Fehlalarm bei Rauchmeldern, das ist in Mülheim in 2020 insgesamt 43 Mal (in der Summe von 436 enthalten) passiert. Meist sind ja dann die Haus- oder Wohnungsbesitzer nicht daheim, wenn die Feuerwehr vor der Tür steht. Die dann aber auch nicht sofort mit derselben ins Haus fällt: „Wir bemühen uns, so schadenfrei wie möglich vorzugehen, vieles kann man ja schon von außen sehen“, erklärt Feuerwehrsprecher Thorsten Drewes. Ein Blick durchs Fenster bringe oft Klarheit, mit Hilfe der Drehleiter auch in den oberen Stockwerken. Doch beim leisesten Verdacht werde man sich Zugang zur Wohnung verschaffen, betont er.

Brandmeldeanlage werden oft versehentlich ausgelöst – auch in Mülheim

Große Unternehmen, Krankenhäuser oder auch Einkaufszentren haben häufig Brandmeldeanlagen, die direkt mit der Feuerwehrleitstelle verbunden sind. Rund 350 Objekte sind in Mülheim damit ausgestattet. 263 Mal sind die Mülheimer Löschzüge in 2020 ausgerückt, um zu löschen, und am Ende lag nur eine technische Störung im System vor. Auch eine hohe Staubentwicklung, etwa bei Bauarbeiten, oder auch Wasserdampf könnten die Brandmeldeanlagen aktivieren, erläutert Steffen Dannenberg.

Die farbigen Leuchten signalisieren in der Mülheimer Hauptfeuerwache, dass ein Notruf eingegangen ist.
Die farbigen Leuchten signalisieren in der Mülheimer Hauptfeuerwache, dass ein Notruf eingegangen ist. © FUNKE Foto Services | Jörg Schimmel

Unter der Rubrik „böswillige Anrufe“, die zum überflüssigen Ausrücken der Löschfahrzeuge alarmieren, wurden in 2020 genau drei Fälle gezählt. Da diese aber nicht strafrechtlich verfolgt wurden, nimmt der Leitstellen-Leiter an, dass möglicherweise Schulkinder oder Unbekannte einen Feuermelder ausgelöst haben. Aktuell werde allerdings ein Fall verfolgt, wobei die Feuerwehrleitstelle 68 Mal angerufen wurde. Auch der Polizeinotruf sei offenbar mehrfach missbräuchlich angerufen worden. Zu den laufenden Ermittlungen konnte der Leitstellenchef nichts sagen, allerdings betont Dannenberg: „Sollte sich eine böswillige Absicht herausstellen, wird eine Strafanzeige gestellt werden.“ Da arbeite die Feuerwehr eng mit der Polizei zusammen.

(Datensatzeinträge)
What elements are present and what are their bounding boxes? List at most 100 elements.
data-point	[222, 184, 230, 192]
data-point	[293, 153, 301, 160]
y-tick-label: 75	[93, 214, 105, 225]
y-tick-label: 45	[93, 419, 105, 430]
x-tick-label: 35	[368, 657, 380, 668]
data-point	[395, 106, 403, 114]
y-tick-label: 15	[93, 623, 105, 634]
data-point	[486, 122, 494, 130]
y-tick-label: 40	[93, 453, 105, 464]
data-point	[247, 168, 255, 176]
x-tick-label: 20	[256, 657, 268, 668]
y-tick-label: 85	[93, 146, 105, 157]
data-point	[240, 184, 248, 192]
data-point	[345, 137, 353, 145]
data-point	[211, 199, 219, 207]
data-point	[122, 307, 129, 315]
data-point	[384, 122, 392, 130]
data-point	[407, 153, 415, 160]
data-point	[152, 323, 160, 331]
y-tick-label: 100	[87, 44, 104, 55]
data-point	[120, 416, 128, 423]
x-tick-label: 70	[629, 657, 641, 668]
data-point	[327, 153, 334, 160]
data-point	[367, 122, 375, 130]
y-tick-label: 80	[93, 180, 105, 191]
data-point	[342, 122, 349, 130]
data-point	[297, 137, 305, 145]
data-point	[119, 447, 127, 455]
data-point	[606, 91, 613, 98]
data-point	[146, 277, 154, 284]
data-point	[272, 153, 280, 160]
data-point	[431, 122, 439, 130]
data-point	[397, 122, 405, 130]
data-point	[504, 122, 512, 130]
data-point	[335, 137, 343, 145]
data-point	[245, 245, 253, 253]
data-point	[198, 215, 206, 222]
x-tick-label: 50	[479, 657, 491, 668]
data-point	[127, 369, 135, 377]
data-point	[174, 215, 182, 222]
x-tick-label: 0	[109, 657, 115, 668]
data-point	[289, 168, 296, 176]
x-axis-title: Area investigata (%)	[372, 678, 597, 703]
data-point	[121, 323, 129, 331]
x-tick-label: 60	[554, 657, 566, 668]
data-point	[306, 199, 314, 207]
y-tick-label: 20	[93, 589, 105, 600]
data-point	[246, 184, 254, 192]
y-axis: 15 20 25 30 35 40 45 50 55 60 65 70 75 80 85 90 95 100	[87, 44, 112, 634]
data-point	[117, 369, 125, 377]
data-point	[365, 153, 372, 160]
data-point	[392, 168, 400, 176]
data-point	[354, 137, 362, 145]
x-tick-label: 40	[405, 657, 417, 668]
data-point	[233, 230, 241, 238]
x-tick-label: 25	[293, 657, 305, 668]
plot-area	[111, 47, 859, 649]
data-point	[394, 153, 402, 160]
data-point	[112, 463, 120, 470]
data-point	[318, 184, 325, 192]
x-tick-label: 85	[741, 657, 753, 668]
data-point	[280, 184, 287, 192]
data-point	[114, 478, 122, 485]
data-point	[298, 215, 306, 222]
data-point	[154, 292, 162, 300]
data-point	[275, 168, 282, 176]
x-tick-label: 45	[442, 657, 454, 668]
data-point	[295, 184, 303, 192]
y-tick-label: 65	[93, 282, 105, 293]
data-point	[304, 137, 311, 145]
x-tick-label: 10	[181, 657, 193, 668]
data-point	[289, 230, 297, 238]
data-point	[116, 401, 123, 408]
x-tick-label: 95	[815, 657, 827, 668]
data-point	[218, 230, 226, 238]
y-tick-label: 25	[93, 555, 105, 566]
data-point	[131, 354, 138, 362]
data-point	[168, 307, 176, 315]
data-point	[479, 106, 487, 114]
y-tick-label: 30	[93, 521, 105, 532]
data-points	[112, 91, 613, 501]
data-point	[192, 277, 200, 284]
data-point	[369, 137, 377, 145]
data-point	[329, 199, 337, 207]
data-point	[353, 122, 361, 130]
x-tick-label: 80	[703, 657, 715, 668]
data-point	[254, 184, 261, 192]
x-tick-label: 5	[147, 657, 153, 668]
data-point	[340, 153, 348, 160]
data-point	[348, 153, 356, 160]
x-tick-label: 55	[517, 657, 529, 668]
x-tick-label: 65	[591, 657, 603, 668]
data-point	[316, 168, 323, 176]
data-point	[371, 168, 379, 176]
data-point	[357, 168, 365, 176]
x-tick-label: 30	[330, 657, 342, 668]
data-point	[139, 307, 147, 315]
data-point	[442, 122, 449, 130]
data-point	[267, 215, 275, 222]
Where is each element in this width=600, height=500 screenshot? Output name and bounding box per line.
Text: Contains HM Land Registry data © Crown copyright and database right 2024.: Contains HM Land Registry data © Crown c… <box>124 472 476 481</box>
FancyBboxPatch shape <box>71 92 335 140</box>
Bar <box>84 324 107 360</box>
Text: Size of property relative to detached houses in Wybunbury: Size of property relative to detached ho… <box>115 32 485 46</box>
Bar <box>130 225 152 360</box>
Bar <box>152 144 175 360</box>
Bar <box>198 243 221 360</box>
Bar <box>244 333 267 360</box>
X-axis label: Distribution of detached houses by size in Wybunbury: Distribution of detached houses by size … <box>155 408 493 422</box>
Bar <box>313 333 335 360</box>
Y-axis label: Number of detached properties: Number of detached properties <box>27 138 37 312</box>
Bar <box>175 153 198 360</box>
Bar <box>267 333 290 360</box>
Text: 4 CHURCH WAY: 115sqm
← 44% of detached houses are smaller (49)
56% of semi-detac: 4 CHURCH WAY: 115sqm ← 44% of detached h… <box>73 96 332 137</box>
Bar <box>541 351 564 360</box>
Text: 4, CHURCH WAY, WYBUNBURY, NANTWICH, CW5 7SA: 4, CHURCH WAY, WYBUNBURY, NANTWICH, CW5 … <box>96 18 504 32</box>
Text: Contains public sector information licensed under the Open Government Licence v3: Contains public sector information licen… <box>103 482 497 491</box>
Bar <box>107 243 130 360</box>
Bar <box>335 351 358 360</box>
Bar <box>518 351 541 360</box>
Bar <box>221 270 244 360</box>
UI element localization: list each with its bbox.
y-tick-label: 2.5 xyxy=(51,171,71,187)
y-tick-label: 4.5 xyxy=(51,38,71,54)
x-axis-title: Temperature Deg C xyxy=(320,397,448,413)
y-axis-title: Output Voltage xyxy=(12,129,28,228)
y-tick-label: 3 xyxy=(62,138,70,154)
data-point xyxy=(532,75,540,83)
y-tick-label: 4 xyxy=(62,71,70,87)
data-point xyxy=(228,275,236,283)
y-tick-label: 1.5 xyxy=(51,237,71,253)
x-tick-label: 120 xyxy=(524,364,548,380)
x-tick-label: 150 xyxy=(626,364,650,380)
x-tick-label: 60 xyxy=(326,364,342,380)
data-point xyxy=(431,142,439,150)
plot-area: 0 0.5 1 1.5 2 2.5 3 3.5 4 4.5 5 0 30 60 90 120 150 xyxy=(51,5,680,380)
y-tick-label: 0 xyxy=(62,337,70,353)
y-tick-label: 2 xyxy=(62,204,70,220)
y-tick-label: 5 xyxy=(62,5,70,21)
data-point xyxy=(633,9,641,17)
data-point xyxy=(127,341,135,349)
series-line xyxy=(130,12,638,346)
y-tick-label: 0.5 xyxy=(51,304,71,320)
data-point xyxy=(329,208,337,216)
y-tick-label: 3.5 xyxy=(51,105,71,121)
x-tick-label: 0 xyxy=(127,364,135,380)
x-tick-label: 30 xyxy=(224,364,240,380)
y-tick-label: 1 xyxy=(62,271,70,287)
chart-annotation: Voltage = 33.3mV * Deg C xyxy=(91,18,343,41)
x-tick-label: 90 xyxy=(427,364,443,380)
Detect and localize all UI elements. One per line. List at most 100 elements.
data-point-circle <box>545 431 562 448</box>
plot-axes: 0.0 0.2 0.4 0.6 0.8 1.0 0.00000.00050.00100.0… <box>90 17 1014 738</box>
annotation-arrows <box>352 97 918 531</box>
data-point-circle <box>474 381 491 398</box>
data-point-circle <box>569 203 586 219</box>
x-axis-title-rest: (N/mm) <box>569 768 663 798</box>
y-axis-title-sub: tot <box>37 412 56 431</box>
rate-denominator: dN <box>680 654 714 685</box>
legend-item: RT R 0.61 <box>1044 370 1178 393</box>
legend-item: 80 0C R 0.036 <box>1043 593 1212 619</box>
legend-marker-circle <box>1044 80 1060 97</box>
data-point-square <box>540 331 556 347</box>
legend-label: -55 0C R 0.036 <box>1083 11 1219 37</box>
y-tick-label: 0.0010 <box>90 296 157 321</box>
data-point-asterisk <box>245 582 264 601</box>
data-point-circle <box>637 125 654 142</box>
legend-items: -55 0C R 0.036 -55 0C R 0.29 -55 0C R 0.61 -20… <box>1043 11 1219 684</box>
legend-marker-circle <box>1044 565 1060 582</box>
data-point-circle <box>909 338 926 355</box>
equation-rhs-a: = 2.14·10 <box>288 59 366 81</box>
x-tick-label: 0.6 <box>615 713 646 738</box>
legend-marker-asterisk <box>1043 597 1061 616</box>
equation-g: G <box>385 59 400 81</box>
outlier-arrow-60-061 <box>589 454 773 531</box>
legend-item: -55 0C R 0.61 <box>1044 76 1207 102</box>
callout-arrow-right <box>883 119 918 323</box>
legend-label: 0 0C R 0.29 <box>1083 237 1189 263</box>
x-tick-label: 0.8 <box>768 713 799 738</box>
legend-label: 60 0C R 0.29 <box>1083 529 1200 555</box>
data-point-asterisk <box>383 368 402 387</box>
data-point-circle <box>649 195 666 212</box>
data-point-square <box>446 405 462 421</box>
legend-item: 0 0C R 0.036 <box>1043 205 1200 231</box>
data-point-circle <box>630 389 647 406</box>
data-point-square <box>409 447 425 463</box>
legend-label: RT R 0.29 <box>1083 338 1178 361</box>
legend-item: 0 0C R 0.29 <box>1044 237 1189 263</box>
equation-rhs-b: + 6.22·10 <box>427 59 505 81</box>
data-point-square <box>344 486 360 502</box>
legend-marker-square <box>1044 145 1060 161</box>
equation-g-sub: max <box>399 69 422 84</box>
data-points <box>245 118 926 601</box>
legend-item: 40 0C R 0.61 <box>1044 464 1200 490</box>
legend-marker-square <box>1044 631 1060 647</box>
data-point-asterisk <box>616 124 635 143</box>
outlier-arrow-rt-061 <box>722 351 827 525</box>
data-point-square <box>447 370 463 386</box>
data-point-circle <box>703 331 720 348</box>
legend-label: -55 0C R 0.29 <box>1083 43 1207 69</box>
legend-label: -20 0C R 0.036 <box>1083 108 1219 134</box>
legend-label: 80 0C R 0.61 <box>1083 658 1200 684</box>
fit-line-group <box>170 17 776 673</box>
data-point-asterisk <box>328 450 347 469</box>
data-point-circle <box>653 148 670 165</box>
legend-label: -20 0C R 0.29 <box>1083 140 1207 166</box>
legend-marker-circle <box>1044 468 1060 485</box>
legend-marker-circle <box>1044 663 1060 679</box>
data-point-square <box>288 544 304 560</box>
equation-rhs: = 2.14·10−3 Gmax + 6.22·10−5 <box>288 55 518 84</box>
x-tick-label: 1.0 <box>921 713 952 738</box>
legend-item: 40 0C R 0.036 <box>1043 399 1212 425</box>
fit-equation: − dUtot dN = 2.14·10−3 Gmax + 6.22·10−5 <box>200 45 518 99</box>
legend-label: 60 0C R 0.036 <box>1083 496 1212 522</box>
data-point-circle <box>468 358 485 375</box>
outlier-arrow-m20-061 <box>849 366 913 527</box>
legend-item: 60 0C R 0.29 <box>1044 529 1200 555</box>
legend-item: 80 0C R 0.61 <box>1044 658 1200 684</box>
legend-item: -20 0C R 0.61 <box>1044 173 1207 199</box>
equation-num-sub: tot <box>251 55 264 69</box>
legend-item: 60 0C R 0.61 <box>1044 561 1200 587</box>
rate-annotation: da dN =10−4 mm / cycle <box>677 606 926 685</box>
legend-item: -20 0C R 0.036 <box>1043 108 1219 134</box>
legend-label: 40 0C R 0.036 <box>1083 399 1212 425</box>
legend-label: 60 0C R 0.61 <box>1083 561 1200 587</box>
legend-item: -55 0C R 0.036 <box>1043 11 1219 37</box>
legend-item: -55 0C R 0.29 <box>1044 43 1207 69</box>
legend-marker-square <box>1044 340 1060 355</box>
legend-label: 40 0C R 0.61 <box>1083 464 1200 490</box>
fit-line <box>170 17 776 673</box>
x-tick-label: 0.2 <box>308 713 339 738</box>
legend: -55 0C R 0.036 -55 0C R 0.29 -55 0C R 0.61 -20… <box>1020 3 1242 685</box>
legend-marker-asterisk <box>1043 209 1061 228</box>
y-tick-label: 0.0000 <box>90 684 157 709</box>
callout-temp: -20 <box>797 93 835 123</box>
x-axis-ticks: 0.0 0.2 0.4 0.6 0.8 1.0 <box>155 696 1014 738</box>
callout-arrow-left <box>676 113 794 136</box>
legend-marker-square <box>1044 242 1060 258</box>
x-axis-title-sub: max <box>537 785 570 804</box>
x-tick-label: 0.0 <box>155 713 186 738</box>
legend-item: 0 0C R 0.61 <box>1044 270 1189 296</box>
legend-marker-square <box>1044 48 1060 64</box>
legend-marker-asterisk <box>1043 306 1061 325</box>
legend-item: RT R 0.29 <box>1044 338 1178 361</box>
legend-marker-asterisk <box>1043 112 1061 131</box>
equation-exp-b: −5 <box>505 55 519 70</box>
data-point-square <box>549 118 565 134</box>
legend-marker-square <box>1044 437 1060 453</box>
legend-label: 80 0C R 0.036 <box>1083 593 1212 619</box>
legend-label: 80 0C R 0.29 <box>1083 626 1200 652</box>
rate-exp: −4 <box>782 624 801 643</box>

◆ AUFGABEN:
A – Fasse den Absatz des Textes über Fehlalarme in Mülheim, der mit „Große Unternehmen, Krankenhäuser“ beginnt, als kurze Liste zusammen und behalte seine wichtigsten Fakten bei.
B – Gib den Abschnitt von „Fehlalarm bei Rauchmeldern, das“ bis „verschaffen, betont er.“ aus dem Text über Fehlalarme in Mülheim wieder und tausche dabei „Drehleiter“ gegen „Hubrettungsbühne“.
C – Welche Arten von Objekten haben laut dem Text über Fehlalarme in Mülheim häufig Brandmeldeanlagen? Nenne alle.

◆ LÖSUNGEN:
A –
- Große Unternehmen, Krankenhäuser und Einkaufszentren haben häufig Brandmeldeanlagen mit direkter Verbindung zur Feuerwehrleitstelle.
- In Mülheim sind rund 350 Objekte damit ausgestattet.
- 2020 rückten die Mülheimer Löschzüge 263 Mal aus, obwohl nur eine technische Störung im System vorlag.
- Laut Steffen Dannenberg können auch starke Staubentwicklung, etwa bei Bauarbeiten, oder Wasserdampf die Anlagen aktivieren.

B –
Fehlalarm bei Rauchmeldern, das ist in Mülheim in 2020 insgesamt 43 Mal (in der Summe von 436 enthalten) passiert. Meist sind ja dann die Haus- oder Wohnungsbesitzer nicht daheim, wenn die Feuerwehr vor der Tür steht. Die dann aber auch nicht sofort mit derselben ins Haus fällt: „Wir bemühen uns, so schadenfrei wie möglich vorzugehen, vieles kann man ja schon von außen sehen“, erklärt Feuerwehrsprecher Thorsten Drewes. Ein Blick durchs Fenster bringe oft Klarheit, mit Hilfe der Hubrettungsbühne auch in den oberen Stockwerken. Doch beim leisesten Verdacht werde man sich Zugang zur Wohnung verschaffen, betont er.

C –
- große Unternehmen
- Krankenhäuser
- Einkaufszentren